[Opening Extracted material section]
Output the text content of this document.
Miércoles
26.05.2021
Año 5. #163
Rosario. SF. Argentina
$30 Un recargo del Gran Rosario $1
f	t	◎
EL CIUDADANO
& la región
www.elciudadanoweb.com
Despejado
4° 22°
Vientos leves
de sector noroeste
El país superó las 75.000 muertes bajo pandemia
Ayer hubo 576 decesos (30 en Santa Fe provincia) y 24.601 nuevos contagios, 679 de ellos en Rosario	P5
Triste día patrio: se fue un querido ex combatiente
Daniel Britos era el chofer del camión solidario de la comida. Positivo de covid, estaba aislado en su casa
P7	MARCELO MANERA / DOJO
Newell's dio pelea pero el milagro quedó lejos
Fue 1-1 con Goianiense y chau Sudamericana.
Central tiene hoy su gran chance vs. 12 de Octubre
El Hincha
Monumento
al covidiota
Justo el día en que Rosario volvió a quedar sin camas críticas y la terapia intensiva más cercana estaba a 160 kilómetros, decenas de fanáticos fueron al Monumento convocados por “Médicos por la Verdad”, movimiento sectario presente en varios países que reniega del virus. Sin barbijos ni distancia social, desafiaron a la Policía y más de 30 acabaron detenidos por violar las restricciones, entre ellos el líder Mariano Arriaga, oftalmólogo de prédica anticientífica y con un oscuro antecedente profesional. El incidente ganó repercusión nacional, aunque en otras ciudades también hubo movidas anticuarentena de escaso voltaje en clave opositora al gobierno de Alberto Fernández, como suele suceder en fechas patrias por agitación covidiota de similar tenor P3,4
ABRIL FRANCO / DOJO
[Closing Extracted material section]
Pick out every line above that holds the word "hubo" and copy it.

Ayer hubo 576 decesos (30 en Santa Fe provincia) y 24.601 nuevos contagios, 679 de ellos en Rosario	P5
Justo el día en que Rosario volvió a quedar sin camas críticas y la terapia intensiva más cercana estaba a 160 kilómetros, decenas de fanáticos fueron al Monumento convocados por “Médicos por la Verdad”, movimiento sectario presente en varios países que reniega del virus. Sin barbijos ni distancia social, desafiaron a la Policía y más de 30 acabaron detenidos por violar las restricciones, entre ellos el líder Mariano Arriaga, oftalmólogo de prédica anticientífica y con un oscuro antecedente profesional. El incidente ganó repercusión nacional, aunque en otras ciudades también hubo movidas anticuarentena de escaso voltaje en clave opositora al gobierno de Alberto Fernández, como suele suceder en fechas patrias por agitación covidiota de similar tenor P3,4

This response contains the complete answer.